## Problem requirements
Check each line of the listing below for the string "this", and copy the ones that have it.

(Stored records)
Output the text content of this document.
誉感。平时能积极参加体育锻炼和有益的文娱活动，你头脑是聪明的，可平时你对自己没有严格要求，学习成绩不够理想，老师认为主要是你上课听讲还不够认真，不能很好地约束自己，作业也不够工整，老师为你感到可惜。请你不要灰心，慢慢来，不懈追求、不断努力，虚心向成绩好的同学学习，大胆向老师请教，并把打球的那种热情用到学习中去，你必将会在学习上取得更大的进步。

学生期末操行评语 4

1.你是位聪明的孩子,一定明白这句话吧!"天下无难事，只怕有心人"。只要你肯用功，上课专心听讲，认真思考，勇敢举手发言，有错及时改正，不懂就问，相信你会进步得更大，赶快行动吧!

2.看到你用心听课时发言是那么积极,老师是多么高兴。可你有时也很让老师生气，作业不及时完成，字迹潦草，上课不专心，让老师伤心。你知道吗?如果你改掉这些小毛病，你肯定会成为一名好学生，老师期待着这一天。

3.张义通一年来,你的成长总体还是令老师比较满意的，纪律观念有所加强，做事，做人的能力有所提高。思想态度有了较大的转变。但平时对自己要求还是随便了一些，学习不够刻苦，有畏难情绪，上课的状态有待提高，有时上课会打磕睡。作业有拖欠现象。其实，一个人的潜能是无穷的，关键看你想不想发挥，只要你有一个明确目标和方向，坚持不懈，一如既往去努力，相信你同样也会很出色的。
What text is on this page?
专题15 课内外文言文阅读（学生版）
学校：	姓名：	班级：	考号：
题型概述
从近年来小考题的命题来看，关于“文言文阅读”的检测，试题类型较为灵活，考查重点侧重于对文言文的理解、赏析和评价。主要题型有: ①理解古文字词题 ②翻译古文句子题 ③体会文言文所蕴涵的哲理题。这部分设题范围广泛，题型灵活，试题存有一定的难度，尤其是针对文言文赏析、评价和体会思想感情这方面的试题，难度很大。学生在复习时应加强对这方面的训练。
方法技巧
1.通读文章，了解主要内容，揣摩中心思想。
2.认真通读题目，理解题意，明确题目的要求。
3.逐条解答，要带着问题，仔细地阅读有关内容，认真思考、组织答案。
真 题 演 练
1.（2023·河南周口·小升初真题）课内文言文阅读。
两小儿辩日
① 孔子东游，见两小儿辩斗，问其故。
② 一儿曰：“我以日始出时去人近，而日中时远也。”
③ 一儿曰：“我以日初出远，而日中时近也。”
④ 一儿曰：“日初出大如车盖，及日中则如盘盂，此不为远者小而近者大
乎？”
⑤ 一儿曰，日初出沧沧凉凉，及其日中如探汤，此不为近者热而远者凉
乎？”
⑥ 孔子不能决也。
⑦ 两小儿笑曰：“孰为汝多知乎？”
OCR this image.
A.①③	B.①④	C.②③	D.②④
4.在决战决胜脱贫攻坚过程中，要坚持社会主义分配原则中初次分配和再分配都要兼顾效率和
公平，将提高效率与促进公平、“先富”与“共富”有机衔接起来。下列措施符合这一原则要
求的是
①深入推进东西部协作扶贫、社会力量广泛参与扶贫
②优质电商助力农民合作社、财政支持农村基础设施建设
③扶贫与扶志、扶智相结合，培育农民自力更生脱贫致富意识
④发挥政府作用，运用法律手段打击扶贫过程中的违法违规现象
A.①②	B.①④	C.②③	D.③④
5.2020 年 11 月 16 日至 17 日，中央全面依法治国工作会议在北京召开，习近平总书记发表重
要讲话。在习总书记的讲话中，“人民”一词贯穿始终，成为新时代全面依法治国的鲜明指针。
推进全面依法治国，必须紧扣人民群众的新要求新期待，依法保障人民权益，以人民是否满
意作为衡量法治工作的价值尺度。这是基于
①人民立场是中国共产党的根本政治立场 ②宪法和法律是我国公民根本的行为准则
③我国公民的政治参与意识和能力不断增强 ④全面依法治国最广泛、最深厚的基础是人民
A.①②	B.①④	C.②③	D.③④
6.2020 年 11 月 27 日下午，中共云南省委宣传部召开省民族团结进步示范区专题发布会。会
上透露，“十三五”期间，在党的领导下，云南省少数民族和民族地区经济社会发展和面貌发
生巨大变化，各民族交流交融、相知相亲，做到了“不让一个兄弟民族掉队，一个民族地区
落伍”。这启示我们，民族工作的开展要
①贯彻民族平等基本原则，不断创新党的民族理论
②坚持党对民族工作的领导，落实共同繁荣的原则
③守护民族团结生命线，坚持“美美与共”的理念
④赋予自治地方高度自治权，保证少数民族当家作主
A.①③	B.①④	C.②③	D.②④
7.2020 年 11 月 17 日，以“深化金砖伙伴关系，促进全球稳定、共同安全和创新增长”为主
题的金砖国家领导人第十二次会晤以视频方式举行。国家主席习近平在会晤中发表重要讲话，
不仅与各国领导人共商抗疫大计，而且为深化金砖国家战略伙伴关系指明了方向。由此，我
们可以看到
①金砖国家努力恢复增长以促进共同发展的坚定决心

## Output
Output the text content of this document.
What text is on this page?
OCR this image.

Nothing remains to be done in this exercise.